**Zu lesender Text**
Von Jutta Czeguhn, München

Schlussapplaus bei den Opernfestspielen. Der 400 Kilogramm schwere Schmuckvorhang mit den 120 Goldquasten schließt sich nun endgültig, und alle wünschen sich "schöne Theaterferien!". Wer jemals dabei war, hinter diesem Prachtvorhang, wenn ein Opernabend zu Ende geht, der hat gewiss auch die Erfahrung einer Entzauberung gemacht. Da liegen sich Sängerinnen und Sänger in den Armen, erschöpft, die Schminke ist verlaufen, Schweißflecken deutlich sichtbar unter den Kostümachseln, denn das hier ist Hochleistungssport. Und wo eben noch geheimnisvolles Dunkel war, ist nun alles in grelles, illusionsloses Arbeitslicht getaucht. Einer unsichtbaren Orchestrierung folgend, beginnen die Bühnentechniker unmittelbar nach der Vorstellung damit, lautstark die Kulissen zu demontieren und in Gitterboxen zu verstauen, alles geht dann per Lkw ins riesige Magazin der Staatsoper nach Poing. Am letzten Opernabend der Saison ist hier Radikal-Kehraus.

**Bereitgestellte Zeilen**
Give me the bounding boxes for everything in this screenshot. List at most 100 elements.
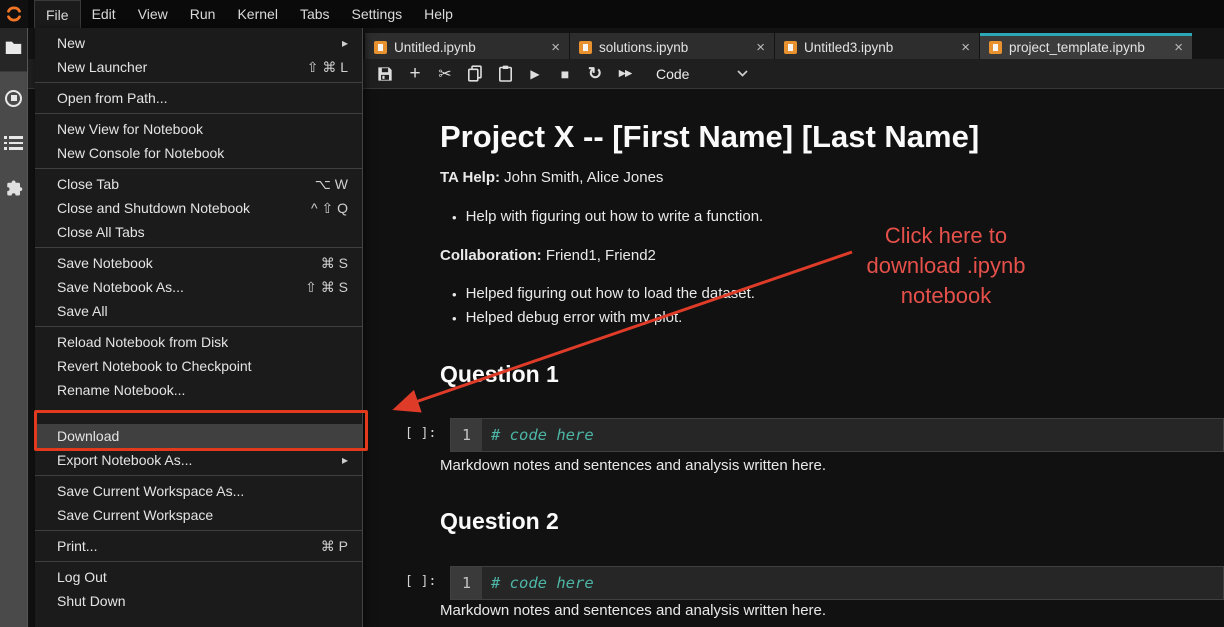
shortcut-label: ⌘ S [321,255,348,272]
menu-item-reload-notebook-from-disk[interactable]: Reload Notebook from Disk [35,330,362,354]
ta-help-line: TA Help: John Smith, Alice Jones [440,169,663,186]
menubar-items: File Edit View Run Kernel Tabs Settings … [34,0,464,28]
menu-item-revert-notebook-to-checkpoint[interactable]: Revert Notebook to Checkpoint [35,354,362,378]
tab-close-icon[interactable]: × [551,40,560,55]
annotation-text: Click here to download .ipynb notebook [786,221,1106,311]
menu-item-close-and-shutdown-notebook[interactable]: Close and Shutdown Notebook ^ ⇧ Q [35,196,362,220]
tab-untitled-ipynb[interactable]: Untitled.ipynb × [365,33,569,59]
menubar-item-help[interactable]: Help [413,0,464,28]
cell-type-dropdown[interactable]: Code [656,66,748,82]
bullet-icon: • [452,285,457,304]
tab-label: solutions.ipynb [599,40,749,55]
running-kernels-icon[interactable] [0,81,28,115]
bullet-icon: • [452,309,457,328]
menu-item-new-view-for-notebook[interactable]: New View for Notebook [35,117,362,141]
restart-kernel-button[interactable]: ↻ [580,60,610,88]
menu-item-close-tab[interactable]: Close Tab ⌥ W [35,172,362,196]
question-2-heading: Question 2 [440,508,559,535]
tab-label: project_template.ipynb [1009,40,1167,55]
collaboration-line: Collaboration: Friend1, Friend2 [440,247,656,264]
cell-prompt: [ ]: [405,574,436,589]
menu-item-export-notebook-as[interactable]: Export Notebook As... ▸ [35,448,362,472]
save-button[interactable] [370,60,400,88]
menubar-item-settings[interactable]: Settings [341,0,414,28]
notebook-file-icon [374,41,387,54]
menu-item-open-from-path[interactable]: Open from Path... [35,86,362,110]
menu-divider [35,113,362,114]
menu-divider [35,168,362,169]
menu-item-new-launcher[interactable]: New Launcher ⇧ ⌘ L [35,55,362,79]
bullet-text: Help with figuring out how to write a fu… [466,208,764,227]
notebook-file-icon [579,41,592,54]
tab-close-icon[interactable]: × [961,40,970,55]
submenu-arrow-icon: ▸ [342,453,348,467]
file-menu-dropdown: New ▸ New Launcher ⇧ ⌘ L Open from Path.… [35,28,363,627]
run-cell-button[interactable]: ▶ [520,60,550,88]
menu-item-print[interactable]: Print... ⌘ P [35,534,362,558]
file-browser-icon[interactable] [5,40,22,59]
line-number: 1 [451,419,482,451]
list-item: • Helped debug error with my plot. [452,309,682,328]
bullet-text: Helped figuring out how to load the data… [466,285,755,304]
restart-run-all-button[interactable]: ▶▶ [610,60,640,88]
code-cell[interactable]: 1 # code here [450,418,1224,452]
menubar-item-tabs[interactable]: Tabs [289,0,341,28]
menu-item-rename-notebook[interactable]: Rename Notebook... [35,378,362,402]
bullet-text: Helped debug error with my plot. [466,309,683,328]
menu-item-save-notebook-as[interactable]: Save Notebook As... ⇧ ⌘ S [35,275,362,299]
ta-help-label: TA Help: [440,169,500,186]
menubar-item-file[interactable]: File [34,0,81,28]
menu-item-new[interactable]: New ▸ [35,31,362,55]
cell-prompt: [ ]: [405,426,436,441]
shortcut-label: ⌥ W [315,176,348,193]
menu-item-close-all-tabs[interactable]: Close All Tabs [35,220,362,244]
tab-untitled3-ipynb[interactable]: Untitled3.ipynb × [775,33,979,59]
table-of-contents-icon[interactable] [0,126,28,160]
interrupt-kernel-button[interactable]: ■ [550,60,580,88]
menu-item-download[interactable]: Download [35,424,362,448]
tab-label: Untitled3.ipynb [804,40,954,55]
shortcut-label: ⇧ ⌘ L [307,59,348,76]
list-item: • Helped figuring out how to load the da… [452,285,755,304]
annotation-line: Click here to [786,221,1106,251]
annotation-line: notebook [786,281,1106,311]
code-cell[interactable]: 1 # code here [450,566,1224,600]
menubar: File Edit View Run Kernel Tabs Settings … [0,0,1224,28]
menu-item-save-current-workspace-as[interactable]: Save Current Workspace As... [35,479,362,503]
menu-item-save-current-workspace[interactable]: Save Current Workspace [35,503,362,527]
jupyter-logo-icon [0,0,28,28]
menubar-item-kernel[interactable]: Kernel [226,0,288,28]
extension-manager-icon[interactable] [0,171,28,205]
collaboration-value: Friend1, Friend2 [542,247,656,264]
menu-item-ghost-row [35,402,362,424]
annotation-line: download .ipynb [786,251,1106,281]
menu-item-log-out[interactable]: Log Out [35,565,362,589]
menu-divider [35,475,362,476]
tab-close-icon[interactable]: × [1174,40,1183,55]
menu-item-new-console-for-notebook[interactable]: New Console for Notebook [35,141,362,165]
question-1-heading: Question 1 [440,361,559,388]
tab-close-icon[interactable]: × [756,40,765,55]
notebook-title-heading: Project X -- [First Name] [Last Name] [440,119,979,155]
code-line: # code here [482,567,594,599]
line-number: 1 [451,567,482,599]
code-line: # code here [482,419,594,451]
menu-item-save-notebook[interactable]: Save Notebook ⌘ S [35,251,362,275]
shortcut-label: ⇧ ⌘ S [305,279,348,296]
menu-divider [35,247,362,248]
tab-project-template-ipynb[interactable]: project_template.ipynb × [980,33,1192,59]
paste-cells-button[interactable] [490,60,520,88]
menu-item-shut-down[interactable]: Shut Down [35,589,362,613]
menubar-item-run[interactable]: Run [179,0,227,28]
tab-solutions-ipynb[interactable]: solutions.ipynb × [570,33,774,59]
menu-item-save-all[interactable]: Save All [35,299,362,323]
cut-cells-button[interactable]: ✂ [430,60,460,88]
add-cell-button[interactable]: + [400,60,430,88]
ta-help-value: John Smith, Alice Jones [500,169,663,186]
menubar-item-edit[interactable]: Edit [81,0,127,28]
menubar-item-view[interactable]: View [127,0,179,28]
left-sidebar [0,28,28,627]
shortcut-label: ^ ⇧ Q [311,200,348,217]
menu-divider [35,326,362,327]
copy-cells-button[interactable] [460,60,490,88]
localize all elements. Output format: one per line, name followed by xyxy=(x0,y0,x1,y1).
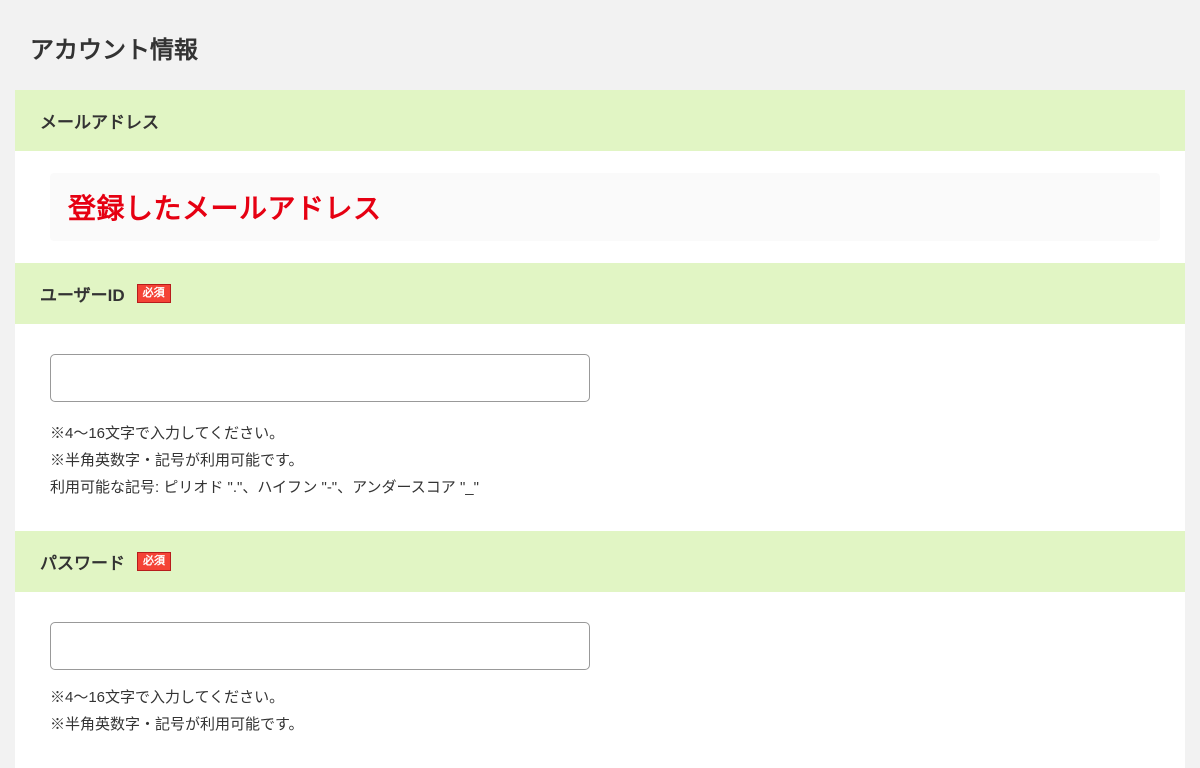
required-badge: 必須 xyxy=(137,284,171,302)
user-id-input[interactable] xyxy=(50,354,590,402)
email-label: メールアドレス xyxy=(40,108,159,133)
email-value: 登録したメールアドレス xyxy=(68,193,382,224)
password-help-line1: ※4～16文字で入力してください。 xyxy=(50,684,1160,711)
user-id-help-line3: 利用可能な記号: ピリオド "."、ハイフン "-"、アンダースコア "_" xyxy=(50,474,1160,501)
email-body: 登録したメールアドレス xyxy=(15,151,1185,263)
password-input[interactable] xyxy=(50,622,590,670)
password-help-line2: ※半角英数字・記号が利用可能です。 xyxy=(50,711,1160,738)
user-id-header: ユーザーID 必須 xyxy=(15,263,1185,324)
user-id-help: ※4～16文字で入力してください。 ※半角英数字・記号が利用可能です。 利用可能… xyxy=(50,420,1160,501)
password-header: パスワード 必須 xyxy=(15,531,1185,592)
email-readonly-box: 登録したメールアドレス xyxy=(50,173,1160,241)
required-badge: 必須 xyxy=(137,552,171,570)
section-title: アカウント情報 xyxy=(30,30,1170,65)
user-id-help-line2: ※半角英数字・記号が利用可能です。 xyxy=(50,447,1160,474)
email-header: メールアドレス xyxy=(15,90,1185,151)
password-label: パスワード xyxy=(40,549,125,574)
password-help: ※4～16文字で入力してください。 ※半角英数字・記号が利用可能です。 xyxy=(50,684,1160,738)
user-id-help-line1: ※4～16文字で入力してください。 xyxy=(50,420,1160,447)
password-body: ※4～16文字で入力してください。 ※半角英数字・記号が利用可能です。 xyxy=(15,592,1185,768)
account-form: アカウント情報 メールアドレス 登録したメールアドレス ユーザーID 必須 ※4… xyxy=(0,0,1200,768)
user-id-label: ユーザーID xyxy=(40,281,125,306)
user-id-body: ※4～16文字で入力してください。 ※半角英数字・記号が利用可能です。 利用可能… xyxy=(15,324,1185,531)
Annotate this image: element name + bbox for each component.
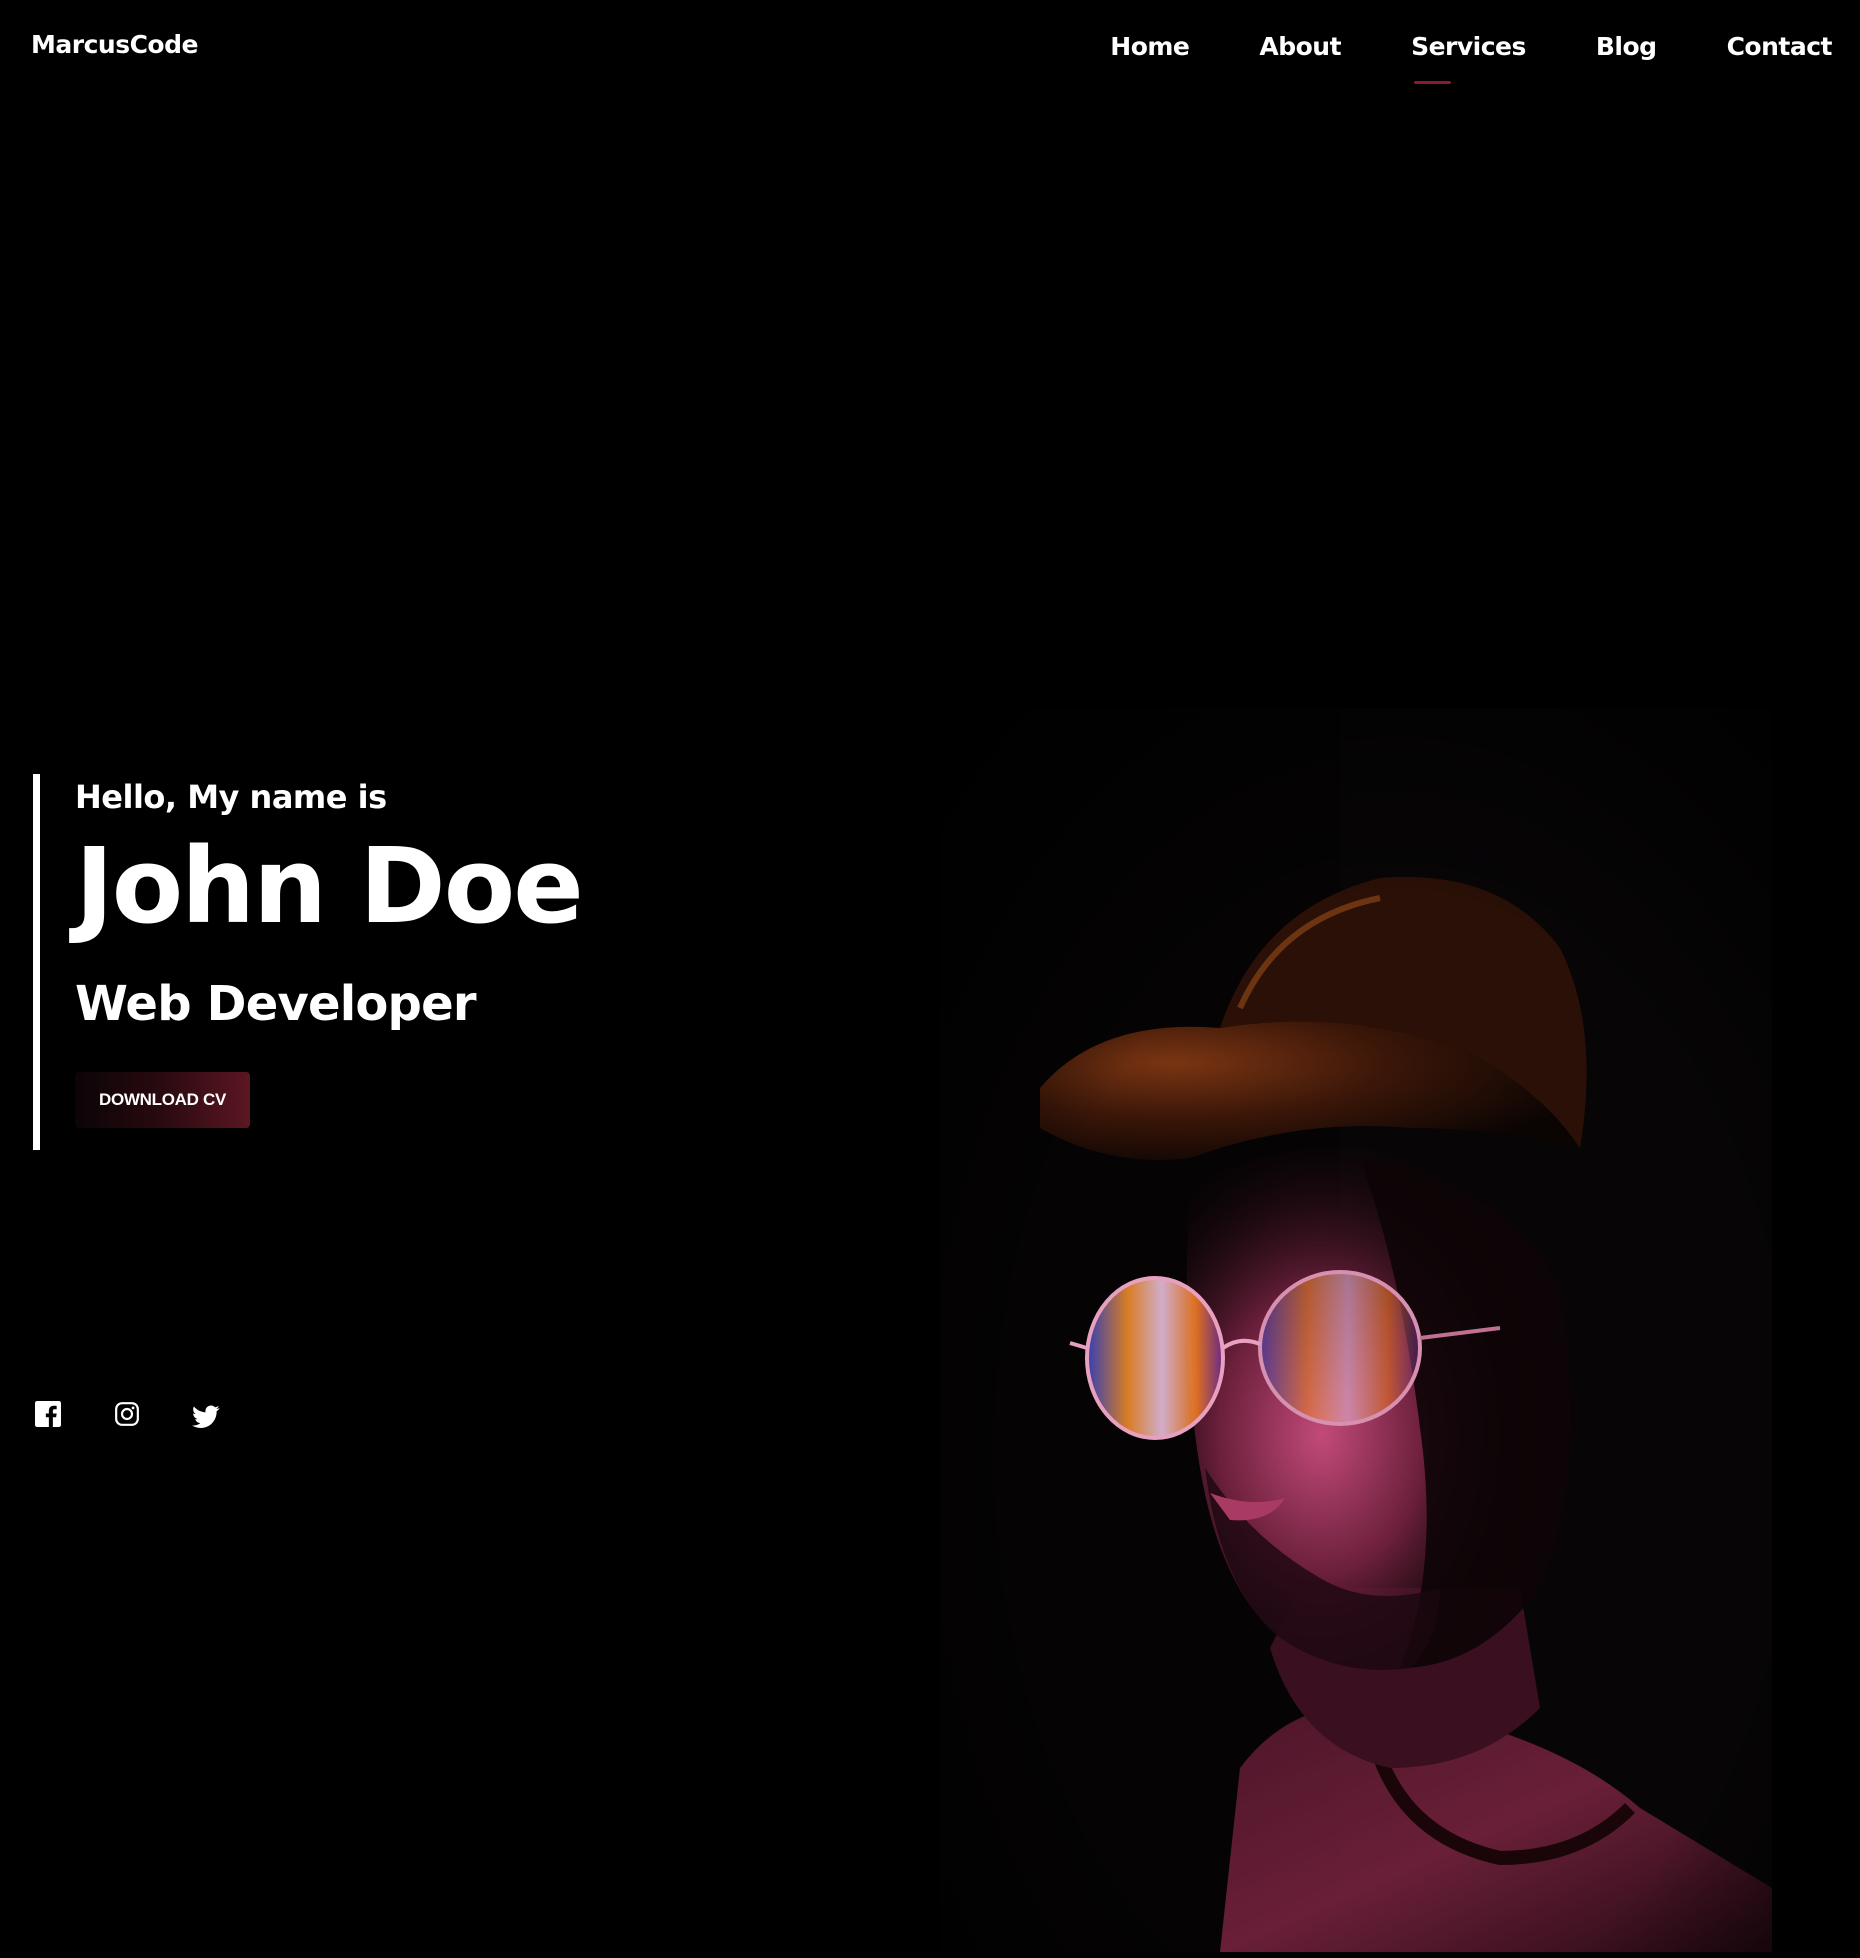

**Die Aufgaben**
1) Wie schwer ist der Schmuckvorhang, der im Text über die Opernfestspiele beschrieben wird?
2) Fasse den Absatz des Textes über die Opernfestspiele, der mit „Schlussapplaus bei den Opernfestspielen“ beginnt, in kürzerer Form zusammen und behalte dabei seine wichtigsten Fakten bei.
3) Setze den Text über die Opernfestspiele nach seinem letzten Satz fort.

**Die Antworten**
1) Der Schmuckvorhang wiegt 400 Kilogramm.

2) Zum Schlussapplaus der Opernfestspiele schließt sich der 400 Kilogramm schwere Schmuckvorhang mit seinen 120 Goldquasten endgültig, und man wünscht sich „schöne Theaterferien!“. Hinter dem Vorhang wirkt alles entzaubert: Erschöpfte Sängerinnen und Sänger mit verlaufener Schminke und Schweißflecken liegen sich in den Armen, denn Oper ist Hochleistungssport. Im grellen Arbeitslicht bauen Bühnentechniker sofort lautstark die Kulissen ab, verstauen sie in Gitterboxen und bringen sie per Lkw ins Magazin der Staatsoper nach Poing. Am letzten Abend der Saison wird radikal aufgeräumt.

3)
Nach einer aufreibenden Saison gibt es wohl auch seelenhygienisch viel hinauszufeudeln für Neu-Intendant Serge Dorny: die coronabedingten Ausfälle, das fremdelnde Publikum, den Skandal um Ballett-Chef Igor Zelensky und andere kriegsbedingte Verwerfungen um Anna Netrebko oder Teodor Currentzis, zudem der Tod von Dirigent Stefan Soltész, der während einer Vorstellung zusammenbrach. Für einige Wochen soll nun Ruhe einkehren im großen Haus. Nur noch Handwerker und der Pförtner halten im Nationaltheater die Stellung. Und wenn's turnusmäßig ansteht, wird auch mal der große Kronleuchter poliert.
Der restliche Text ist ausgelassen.